Task directions: Reproduce all the entries exactly and keep the pictures out.

Supplied records:
----------

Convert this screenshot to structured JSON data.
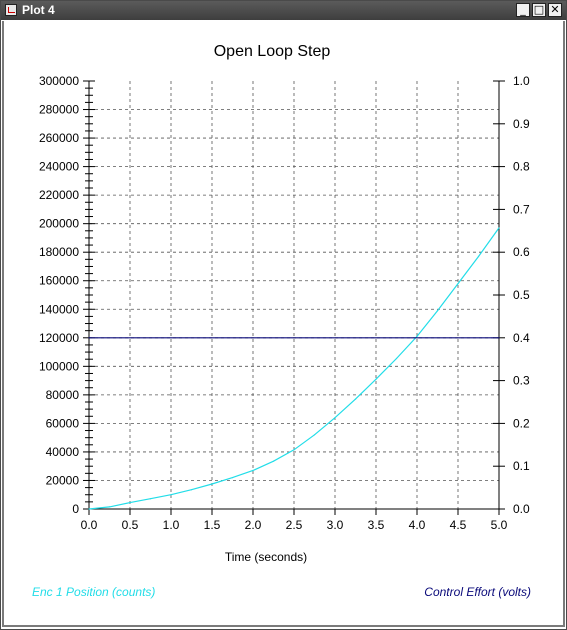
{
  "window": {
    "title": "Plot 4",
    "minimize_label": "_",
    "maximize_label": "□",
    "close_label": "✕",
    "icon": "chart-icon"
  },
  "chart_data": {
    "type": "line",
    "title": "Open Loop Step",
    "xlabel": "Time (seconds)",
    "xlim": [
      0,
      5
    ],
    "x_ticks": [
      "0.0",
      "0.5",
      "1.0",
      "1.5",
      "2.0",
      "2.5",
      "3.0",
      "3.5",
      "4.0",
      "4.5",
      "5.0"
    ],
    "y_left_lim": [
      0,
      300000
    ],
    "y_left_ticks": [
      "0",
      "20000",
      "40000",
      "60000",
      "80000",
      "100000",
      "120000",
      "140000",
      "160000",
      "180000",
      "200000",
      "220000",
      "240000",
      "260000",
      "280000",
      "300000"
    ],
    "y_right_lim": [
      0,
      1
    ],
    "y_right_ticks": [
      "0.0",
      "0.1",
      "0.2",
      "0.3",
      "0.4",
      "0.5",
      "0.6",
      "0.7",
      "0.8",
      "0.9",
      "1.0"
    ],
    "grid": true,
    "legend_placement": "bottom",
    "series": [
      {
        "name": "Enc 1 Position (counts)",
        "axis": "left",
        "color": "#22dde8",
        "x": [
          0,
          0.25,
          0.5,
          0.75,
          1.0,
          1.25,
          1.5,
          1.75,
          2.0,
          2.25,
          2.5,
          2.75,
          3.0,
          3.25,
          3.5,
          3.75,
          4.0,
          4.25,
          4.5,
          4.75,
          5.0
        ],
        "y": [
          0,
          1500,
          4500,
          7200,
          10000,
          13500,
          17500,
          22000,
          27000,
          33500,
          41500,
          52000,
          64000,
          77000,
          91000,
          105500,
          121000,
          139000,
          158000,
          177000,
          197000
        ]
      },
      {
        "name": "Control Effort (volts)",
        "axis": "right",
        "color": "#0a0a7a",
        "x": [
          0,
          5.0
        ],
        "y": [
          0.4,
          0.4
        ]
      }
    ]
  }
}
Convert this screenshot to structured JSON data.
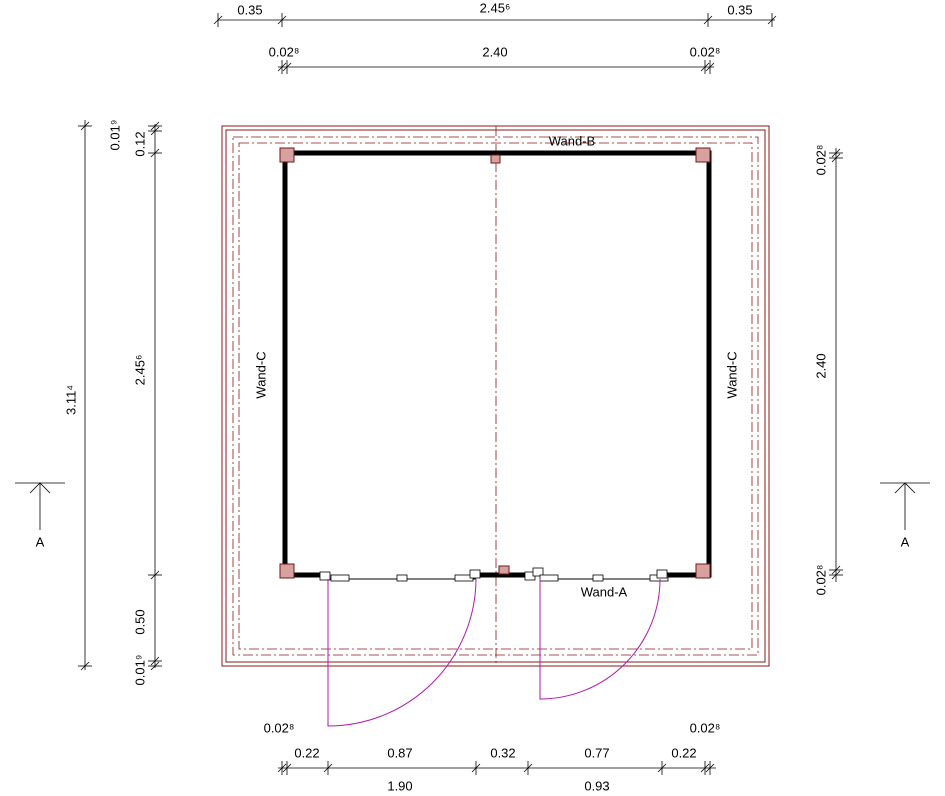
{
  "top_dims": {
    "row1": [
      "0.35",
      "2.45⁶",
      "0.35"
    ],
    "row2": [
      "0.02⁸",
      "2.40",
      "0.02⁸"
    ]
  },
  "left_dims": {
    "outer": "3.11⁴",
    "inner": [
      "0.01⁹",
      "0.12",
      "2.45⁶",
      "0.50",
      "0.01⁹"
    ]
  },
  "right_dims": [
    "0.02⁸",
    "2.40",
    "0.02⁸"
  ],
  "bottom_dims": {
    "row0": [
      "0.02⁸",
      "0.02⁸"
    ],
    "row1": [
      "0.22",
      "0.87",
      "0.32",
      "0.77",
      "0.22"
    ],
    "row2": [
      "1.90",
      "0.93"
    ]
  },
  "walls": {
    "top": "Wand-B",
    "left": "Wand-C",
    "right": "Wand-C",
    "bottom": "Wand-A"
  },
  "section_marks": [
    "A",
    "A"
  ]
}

----------

The output:
Convert this screenshot to structured JSON data.
{
  "window": {
    "title": "Plot 4",
    "minimize_label": "_",
    "maximize_label": "□",
    "close_label": "✕",
    "icon": "chart-icon"
  },
  "chart_data": {
    "type": "line",
    "title": "Open Loop Step",
    "xlabel": "Time (seconds)",
    "xlim": [
      0,
      5
    ],
    "x_ticks": [
      "0.0",
      "0.5",
      "1.0",
      "1.5",
      "2.0",
      "2.5",
      "3.0",
      "3.5",
      "4.0",
      "4.5",
      "5.0"
    ],
    "y_left_lim": [
      0,
      300000
    ],
    "y_left_ticks": [
      "0",
      "20000",
      "40000",
      "60000",
      "80000",
      "100000",
      "120000",
      "140000",
      "160000",
      "180000",
      "200000",
      "220000",
      "240000",
      "260000",
      "280000",
      "300000"
    ],
    "y_right_lim": [
      0,
      1
    ],
    "y_right_ticks": [
      "0.0",
      "0.1",
      "0.2",
      "0.3",
      "0.4",
      "0.5",
      "0.6",
      "0.7",
      "0.8",
      "0.9",
      "1.0"
    ],
    "grid": true,
    "legend_placement": "bottom",
    "series": [
      {
        "name": "Enc 1 Position (counts)",
        "axis": "left",
        "color": "#22dde8",
        "x": [
          0,
          0.25,
          0.5,
          0.75,
          1.0,
          1.25,
          1.5,
          1.75,
          2.0,
          2.25,
          2.5,
          2.75,
          3.0,
          3.25,
          3.5,
          3.75,
          4.0,
          4.25,
          4.5,
          4.75,
          5.0
        ],
        "y": [
          0,
          1500,
          4500,
          7200,
          10000,
          13500,
          17500,
          22000,
          27000,
          33500,
          41500,
          52000,
          64000,
          77000,
          91000,
          105500,
          121000,
          139000,
          158000,
          177000,
          197000
        ]
      },
      {
        "name": "Control Effort (volts)",
        "axis": "right",
        "color": "#0a0a7a",
        "x": [
          0,
          5.0
        ],
        "y": [
          0.4,
          0.4
        ]
      }
    ]
  }
}
Convert this screenshot to structured JSON data.
{
  "top_dims": {
    "row1": [
      "0.35",
      "2.45⁶",
      "0.35"
    ],
    "row2": [
      "0.02⁸",
      "2.40",
      "0.02⁸"
    ]
  },
  "left_dims": {
    "outer": "3.11⁴",
    "inner": [
      "0.01⁹",
      "0.12",
      "2.45⁶",
      "0.50",
      "0.01⁹"
    ]
  },
  "right_dims": [
    "0.02⁸",
    "2.40",
    "0.02⁸"
  ],
  "bottom_dims": {
    "row0": [
      "0.02⁸",
      "0.02⁸"
    ],
    "row1": [
      "0.22",
      "0.87",
      "0.32",
      "0.77",
      "0.22"
    ],
    "row2": [
      "1.90",
      "0.93"
    ]
  },
  "walls": {
    "top": "Wand-B",
    "left": "Wand-C",
    "right": "Wand-C",
    "bottom": "Wand-A"
  },
  "section_marks": [
    "A",
    "A"
  ]
}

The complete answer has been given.